WHAT NEEDS TO BE DONE: In the court opinion below, rewrite the paragraph that begins "In 1951, Oregon State University" as a short bulleted list that keeps its main facts.

PASSAGE PROVIDED:

YOUNG, J.
Petitioners seek judicial review of a final order of the Land Use Board of Appeals (LUBA) that affirmed Linn County’s issuance of a conditional use permit and a green-way development permit for the construction of an 18-hole public golf course on land zoned for exclusive farm use (EFU) and situated in the Willamette River Greenway. ORS 390.310,
et seq.
Petitioners contend that: 1) a golf course is not permitted in an EFU zone, because Linn County Zoning Ordinance Section 21.450 prohibits a “use” from taking farm land; (2) Zoning Ordinance Section 21.870 requires that land in the greenway be preserved for farm use; and (3) the failure to secure an “extraordinary exception” for 5.23 acres designated as “rural land” in the greenway pursuant to OAR 660-20-017 is fatal. We agree with the second assignment of error and therefore reverse and remand.
In 1951, Oregon State University (OSU) purchased 241 acres of land on the east bank of the Willamette River and across the river from the city of Corvallis, intending to devote the land to agricultural research, physical education, and golf. Seventy-one acres have been and are now used for agricultural research. The remaining 170 acres are to include a golf course and the present OSU crew facilities. Because private funding of the golf course lagged, 110 acres of the 165 acres projected for the course have been farmed by various lessees. In 1977, a donor gave the Oregon State University Foundation (Foundation) real estate worth $750,000 with the restriction that the proceeds from its sale be used for the construction of a “first rate, championship golf course.”
The proposed golf course will require 165 acres within an EFU zone and the Willamette Greenway. The land has a greenway classification as publicly-owned “urban land,” except for 5.23 acres designated as “rural land” in the northeast corner. In 1981, OSU and the Foundation applied to Linn County for a conditional use permit, a prerequisite for a golf course in an EFU zone, and a greenway development permit. Linn County granted the permits, and LUBA affirmed. The scope of our review is
provided by Or Laws 1979, ch 772, § 6A(7) and (8) (as amended).

DATA ROWS:
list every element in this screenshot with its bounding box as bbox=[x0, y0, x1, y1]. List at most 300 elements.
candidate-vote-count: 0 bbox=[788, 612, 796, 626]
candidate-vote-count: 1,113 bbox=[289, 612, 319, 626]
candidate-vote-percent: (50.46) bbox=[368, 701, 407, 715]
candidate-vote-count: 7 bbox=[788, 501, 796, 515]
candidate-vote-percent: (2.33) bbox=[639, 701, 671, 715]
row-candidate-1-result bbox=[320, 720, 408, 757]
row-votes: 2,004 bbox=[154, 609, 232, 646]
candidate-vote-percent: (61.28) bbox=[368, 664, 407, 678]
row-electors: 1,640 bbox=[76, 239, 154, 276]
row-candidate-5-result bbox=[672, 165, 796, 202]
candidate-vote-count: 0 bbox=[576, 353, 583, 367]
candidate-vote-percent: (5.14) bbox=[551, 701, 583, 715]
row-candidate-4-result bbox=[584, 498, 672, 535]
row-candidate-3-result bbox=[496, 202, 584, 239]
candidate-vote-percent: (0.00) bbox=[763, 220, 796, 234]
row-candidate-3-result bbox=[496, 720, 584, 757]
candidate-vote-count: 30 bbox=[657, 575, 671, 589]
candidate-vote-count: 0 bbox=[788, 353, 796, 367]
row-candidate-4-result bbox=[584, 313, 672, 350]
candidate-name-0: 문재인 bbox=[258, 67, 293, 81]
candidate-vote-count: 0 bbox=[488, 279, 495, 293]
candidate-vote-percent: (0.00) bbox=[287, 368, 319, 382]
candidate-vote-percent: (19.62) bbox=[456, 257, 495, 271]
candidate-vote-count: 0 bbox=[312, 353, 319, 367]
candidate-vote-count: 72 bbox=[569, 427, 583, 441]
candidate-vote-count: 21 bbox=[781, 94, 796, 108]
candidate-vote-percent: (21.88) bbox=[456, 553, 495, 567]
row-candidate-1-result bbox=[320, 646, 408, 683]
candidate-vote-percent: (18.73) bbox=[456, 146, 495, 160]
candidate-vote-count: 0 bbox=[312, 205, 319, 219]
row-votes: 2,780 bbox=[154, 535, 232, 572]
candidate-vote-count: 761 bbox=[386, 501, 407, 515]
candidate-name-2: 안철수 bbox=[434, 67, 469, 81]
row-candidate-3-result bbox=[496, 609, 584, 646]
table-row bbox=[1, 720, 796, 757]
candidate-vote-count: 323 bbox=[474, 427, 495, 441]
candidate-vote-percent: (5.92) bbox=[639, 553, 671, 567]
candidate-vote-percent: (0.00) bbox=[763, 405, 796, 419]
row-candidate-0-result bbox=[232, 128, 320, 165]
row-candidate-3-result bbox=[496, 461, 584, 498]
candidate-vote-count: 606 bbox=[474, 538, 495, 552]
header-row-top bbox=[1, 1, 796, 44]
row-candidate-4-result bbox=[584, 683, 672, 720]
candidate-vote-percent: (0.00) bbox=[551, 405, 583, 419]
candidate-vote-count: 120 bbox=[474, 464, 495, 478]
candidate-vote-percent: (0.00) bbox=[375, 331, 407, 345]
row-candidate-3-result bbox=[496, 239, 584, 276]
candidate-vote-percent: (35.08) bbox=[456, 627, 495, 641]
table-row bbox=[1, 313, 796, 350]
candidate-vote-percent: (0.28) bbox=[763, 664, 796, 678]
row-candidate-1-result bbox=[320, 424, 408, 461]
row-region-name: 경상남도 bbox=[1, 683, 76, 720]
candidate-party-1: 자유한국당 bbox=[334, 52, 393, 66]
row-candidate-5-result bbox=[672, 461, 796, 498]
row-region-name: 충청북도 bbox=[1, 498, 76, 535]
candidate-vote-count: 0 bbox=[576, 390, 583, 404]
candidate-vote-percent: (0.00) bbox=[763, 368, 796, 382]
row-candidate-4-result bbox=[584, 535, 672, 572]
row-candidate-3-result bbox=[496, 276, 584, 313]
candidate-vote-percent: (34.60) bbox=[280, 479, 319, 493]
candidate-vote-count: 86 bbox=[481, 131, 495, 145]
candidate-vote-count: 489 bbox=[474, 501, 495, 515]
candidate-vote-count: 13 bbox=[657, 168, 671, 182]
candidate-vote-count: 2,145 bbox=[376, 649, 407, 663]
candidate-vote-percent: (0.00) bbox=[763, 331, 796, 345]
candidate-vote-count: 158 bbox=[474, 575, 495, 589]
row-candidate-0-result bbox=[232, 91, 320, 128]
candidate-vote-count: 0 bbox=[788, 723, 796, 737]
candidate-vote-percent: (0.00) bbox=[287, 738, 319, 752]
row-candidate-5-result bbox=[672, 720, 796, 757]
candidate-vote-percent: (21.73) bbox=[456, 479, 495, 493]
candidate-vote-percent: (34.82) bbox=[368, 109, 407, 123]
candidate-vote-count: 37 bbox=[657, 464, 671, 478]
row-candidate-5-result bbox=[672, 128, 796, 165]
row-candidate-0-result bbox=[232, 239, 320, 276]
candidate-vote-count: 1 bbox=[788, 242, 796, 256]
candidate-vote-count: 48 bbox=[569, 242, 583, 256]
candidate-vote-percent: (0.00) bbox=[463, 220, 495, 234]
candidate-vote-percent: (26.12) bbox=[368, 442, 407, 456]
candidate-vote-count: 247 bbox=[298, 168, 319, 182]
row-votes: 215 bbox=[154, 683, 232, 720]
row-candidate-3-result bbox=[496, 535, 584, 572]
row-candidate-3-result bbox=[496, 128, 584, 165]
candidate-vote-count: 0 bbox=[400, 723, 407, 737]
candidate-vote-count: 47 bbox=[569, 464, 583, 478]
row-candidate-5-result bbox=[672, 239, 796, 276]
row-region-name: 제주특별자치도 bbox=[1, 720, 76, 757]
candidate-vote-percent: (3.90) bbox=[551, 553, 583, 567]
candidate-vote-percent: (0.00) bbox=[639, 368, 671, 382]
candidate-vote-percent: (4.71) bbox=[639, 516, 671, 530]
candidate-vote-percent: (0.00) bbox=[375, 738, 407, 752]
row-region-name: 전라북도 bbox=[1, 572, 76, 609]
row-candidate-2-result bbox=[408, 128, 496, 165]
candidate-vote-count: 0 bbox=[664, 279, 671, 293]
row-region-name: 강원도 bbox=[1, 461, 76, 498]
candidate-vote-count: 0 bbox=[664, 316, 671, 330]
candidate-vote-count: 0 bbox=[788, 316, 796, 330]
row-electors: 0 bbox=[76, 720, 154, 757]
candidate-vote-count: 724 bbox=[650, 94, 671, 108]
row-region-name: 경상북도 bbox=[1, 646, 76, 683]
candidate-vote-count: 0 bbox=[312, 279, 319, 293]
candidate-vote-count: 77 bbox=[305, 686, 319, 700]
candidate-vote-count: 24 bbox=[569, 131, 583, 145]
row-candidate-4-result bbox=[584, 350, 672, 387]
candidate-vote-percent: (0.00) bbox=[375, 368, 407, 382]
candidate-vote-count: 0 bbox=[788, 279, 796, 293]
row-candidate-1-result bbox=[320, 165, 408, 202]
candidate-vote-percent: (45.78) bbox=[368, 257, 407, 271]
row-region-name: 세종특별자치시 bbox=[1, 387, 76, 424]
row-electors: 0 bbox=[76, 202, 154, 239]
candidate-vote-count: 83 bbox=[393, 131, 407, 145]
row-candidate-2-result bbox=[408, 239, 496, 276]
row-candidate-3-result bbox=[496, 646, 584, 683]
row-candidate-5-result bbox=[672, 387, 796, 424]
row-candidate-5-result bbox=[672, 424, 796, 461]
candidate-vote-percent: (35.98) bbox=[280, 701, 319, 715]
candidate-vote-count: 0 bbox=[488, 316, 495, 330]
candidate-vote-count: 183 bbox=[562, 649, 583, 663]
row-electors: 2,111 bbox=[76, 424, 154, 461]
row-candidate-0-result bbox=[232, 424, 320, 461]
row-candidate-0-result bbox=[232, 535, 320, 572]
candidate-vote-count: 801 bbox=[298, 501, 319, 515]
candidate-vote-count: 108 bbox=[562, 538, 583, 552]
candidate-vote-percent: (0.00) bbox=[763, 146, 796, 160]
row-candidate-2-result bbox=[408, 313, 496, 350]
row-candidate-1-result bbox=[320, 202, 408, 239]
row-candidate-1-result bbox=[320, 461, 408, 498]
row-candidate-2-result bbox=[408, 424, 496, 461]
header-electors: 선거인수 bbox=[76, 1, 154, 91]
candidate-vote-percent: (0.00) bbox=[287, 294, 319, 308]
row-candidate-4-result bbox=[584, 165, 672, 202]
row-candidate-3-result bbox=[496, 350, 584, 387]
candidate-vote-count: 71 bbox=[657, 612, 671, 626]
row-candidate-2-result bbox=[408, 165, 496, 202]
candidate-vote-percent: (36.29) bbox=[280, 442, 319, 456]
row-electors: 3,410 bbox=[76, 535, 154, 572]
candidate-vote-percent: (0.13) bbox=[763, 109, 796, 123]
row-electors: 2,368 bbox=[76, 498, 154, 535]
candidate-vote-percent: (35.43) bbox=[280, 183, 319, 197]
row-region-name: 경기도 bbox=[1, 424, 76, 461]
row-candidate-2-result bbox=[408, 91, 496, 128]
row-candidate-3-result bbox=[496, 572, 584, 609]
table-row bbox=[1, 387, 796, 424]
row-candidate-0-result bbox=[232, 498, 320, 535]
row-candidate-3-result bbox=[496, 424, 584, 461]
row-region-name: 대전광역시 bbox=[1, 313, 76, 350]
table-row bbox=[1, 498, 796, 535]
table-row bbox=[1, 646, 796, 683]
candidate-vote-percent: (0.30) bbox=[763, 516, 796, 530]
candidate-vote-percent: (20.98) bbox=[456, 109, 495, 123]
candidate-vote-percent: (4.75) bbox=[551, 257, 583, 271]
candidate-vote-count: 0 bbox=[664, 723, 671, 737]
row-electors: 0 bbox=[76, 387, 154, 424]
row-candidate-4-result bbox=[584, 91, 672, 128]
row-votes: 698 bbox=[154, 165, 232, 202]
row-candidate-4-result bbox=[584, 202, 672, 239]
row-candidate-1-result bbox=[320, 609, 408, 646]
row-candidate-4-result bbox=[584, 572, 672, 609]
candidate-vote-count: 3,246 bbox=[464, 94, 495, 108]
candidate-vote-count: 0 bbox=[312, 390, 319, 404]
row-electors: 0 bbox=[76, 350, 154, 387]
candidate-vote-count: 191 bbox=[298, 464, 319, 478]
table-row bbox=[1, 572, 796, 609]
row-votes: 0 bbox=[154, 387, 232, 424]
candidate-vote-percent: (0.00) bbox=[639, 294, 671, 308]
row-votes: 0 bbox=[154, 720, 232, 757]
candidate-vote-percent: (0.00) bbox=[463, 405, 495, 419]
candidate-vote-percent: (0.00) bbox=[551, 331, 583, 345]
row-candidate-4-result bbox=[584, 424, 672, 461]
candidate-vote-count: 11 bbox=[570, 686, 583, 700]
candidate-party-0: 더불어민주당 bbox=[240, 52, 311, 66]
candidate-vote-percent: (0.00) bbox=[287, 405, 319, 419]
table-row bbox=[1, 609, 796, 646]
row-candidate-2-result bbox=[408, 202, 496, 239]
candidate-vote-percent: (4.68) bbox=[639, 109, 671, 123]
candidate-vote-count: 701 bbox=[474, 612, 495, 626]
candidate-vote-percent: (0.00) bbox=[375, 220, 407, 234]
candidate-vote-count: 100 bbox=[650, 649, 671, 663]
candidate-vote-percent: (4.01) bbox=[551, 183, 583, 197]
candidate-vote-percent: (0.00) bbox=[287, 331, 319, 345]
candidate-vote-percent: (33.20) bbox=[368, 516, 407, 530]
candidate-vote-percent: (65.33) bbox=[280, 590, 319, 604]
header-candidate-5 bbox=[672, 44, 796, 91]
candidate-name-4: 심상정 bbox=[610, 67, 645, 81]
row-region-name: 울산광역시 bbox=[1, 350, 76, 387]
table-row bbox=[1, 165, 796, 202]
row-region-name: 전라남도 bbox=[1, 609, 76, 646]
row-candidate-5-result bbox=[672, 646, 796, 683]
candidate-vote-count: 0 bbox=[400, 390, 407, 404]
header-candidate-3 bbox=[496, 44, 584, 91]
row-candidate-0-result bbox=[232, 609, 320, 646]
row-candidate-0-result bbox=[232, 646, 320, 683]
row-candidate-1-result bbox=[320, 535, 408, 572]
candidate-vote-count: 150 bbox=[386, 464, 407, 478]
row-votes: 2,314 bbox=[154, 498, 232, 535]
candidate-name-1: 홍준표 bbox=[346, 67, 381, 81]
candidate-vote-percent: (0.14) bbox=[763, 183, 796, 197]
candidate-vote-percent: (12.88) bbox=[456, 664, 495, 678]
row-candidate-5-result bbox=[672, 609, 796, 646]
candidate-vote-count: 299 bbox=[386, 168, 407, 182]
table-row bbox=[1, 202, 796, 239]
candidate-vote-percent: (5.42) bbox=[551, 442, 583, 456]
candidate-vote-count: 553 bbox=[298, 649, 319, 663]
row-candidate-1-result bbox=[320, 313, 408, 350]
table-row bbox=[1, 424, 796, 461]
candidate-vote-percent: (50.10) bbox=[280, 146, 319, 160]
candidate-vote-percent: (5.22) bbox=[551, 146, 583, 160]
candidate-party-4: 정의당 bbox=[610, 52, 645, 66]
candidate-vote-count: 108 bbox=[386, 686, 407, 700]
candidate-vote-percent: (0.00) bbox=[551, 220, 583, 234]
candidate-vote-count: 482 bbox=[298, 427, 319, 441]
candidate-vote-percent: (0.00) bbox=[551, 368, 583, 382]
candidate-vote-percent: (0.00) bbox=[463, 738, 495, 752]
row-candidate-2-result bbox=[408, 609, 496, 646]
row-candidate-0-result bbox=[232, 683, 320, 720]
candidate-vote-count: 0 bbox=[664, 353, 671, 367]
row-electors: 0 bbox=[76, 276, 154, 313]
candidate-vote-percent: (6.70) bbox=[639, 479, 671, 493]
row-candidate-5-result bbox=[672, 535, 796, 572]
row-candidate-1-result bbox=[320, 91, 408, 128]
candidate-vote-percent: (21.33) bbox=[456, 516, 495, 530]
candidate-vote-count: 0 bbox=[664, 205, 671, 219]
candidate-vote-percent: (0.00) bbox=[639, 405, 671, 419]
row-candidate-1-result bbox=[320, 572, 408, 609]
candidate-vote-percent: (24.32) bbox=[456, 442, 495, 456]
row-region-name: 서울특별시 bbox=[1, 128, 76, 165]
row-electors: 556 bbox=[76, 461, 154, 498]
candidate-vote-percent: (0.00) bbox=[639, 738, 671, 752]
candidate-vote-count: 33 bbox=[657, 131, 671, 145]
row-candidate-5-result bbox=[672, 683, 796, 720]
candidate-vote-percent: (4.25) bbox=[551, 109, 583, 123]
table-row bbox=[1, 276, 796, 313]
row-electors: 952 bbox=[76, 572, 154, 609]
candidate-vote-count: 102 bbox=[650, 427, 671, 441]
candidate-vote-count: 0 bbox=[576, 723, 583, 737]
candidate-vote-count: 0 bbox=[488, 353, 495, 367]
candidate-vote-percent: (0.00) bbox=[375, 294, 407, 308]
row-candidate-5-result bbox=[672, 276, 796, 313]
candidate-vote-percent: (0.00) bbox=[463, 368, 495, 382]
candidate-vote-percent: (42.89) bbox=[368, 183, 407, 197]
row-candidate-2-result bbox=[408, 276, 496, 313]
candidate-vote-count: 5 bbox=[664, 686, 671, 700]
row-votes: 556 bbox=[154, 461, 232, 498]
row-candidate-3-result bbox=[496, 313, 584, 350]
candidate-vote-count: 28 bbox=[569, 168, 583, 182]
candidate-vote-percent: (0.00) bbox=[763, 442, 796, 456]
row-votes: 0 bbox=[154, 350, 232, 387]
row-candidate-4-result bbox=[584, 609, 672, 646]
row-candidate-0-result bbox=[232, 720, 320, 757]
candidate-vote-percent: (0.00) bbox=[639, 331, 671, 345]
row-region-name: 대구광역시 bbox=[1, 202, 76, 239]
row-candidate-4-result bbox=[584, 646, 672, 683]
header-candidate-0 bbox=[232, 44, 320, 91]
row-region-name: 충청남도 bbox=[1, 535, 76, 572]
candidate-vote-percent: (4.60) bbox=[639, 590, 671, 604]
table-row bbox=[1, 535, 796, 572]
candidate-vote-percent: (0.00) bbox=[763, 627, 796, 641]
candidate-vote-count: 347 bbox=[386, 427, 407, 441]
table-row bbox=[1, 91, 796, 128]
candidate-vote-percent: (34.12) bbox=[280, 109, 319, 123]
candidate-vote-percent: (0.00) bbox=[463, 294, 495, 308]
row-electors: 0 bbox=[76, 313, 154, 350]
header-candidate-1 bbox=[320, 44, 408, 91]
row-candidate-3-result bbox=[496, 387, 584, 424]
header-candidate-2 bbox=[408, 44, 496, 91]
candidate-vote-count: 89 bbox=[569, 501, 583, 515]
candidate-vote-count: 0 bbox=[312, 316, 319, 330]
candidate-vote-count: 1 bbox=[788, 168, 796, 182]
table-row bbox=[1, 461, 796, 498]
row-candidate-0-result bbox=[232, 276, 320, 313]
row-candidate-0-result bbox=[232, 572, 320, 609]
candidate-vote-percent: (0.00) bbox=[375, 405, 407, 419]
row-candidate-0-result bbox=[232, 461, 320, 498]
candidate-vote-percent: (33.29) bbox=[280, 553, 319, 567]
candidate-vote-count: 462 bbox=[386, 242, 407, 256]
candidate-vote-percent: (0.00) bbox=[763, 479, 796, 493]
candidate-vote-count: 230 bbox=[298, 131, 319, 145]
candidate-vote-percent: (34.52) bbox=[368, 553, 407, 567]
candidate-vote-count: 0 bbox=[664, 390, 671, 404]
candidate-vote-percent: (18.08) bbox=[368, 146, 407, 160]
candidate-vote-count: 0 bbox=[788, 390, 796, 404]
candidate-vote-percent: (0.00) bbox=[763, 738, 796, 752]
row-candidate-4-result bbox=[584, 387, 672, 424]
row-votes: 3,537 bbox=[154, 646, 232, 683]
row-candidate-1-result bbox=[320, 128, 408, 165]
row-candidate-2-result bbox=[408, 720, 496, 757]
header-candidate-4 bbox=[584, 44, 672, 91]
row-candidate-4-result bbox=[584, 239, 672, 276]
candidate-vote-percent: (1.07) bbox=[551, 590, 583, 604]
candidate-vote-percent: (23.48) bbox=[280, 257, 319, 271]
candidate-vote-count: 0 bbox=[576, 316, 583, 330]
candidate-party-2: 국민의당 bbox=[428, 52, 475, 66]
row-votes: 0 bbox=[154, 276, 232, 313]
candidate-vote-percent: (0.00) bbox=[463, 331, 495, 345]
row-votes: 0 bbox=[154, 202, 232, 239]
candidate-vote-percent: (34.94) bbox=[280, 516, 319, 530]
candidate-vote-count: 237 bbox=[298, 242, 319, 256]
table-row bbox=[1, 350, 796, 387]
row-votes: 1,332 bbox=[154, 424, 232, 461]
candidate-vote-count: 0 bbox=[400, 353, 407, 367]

SOLUTION:
- In 1951, Oregon State University (OSU) bought 241 acres on the east bank of the Willamette River, across from Corvallis, for agricultural research, physical education, and golf.
- Seventy-one acres have been and are still used for agricultural research.
- The other 170 acres are to include a golf course and the current OSU crew facilities.
- Private funding for the golf course lagged, so various lessees have farmed 110 of the 165 acres planned for it.
- In 1977, a donor gave the Oregon State University Foundation real estate worth $750,000. The sale proceeds must be used to build a "first rate, championship golf course."